» **EXERCISE GOAL**: Would you pull out every line of the material that contains the string "Dimension"?

:: DATASET EXTRACT ::

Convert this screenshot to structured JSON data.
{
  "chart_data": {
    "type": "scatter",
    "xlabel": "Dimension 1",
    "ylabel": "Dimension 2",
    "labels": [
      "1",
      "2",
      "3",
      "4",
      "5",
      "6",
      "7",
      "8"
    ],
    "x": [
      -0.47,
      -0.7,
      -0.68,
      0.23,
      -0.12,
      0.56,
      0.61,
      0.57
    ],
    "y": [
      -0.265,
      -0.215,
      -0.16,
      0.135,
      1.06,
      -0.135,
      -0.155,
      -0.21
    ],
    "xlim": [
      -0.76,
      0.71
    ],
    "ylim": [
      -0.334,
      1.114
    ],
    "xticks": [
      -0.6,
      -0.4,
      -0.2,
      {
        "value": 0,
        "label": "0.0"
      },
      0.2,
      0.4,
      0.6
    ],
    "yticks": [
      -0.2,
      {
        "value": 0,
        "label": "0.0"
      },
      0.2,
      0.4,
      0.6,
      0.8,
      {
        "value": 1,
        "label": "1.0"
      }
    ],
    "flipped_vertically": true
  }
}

:::

» **FINAL RESULT**:
    "xlabel": "Dimension 1",
    "ylabel": "Dimension 2",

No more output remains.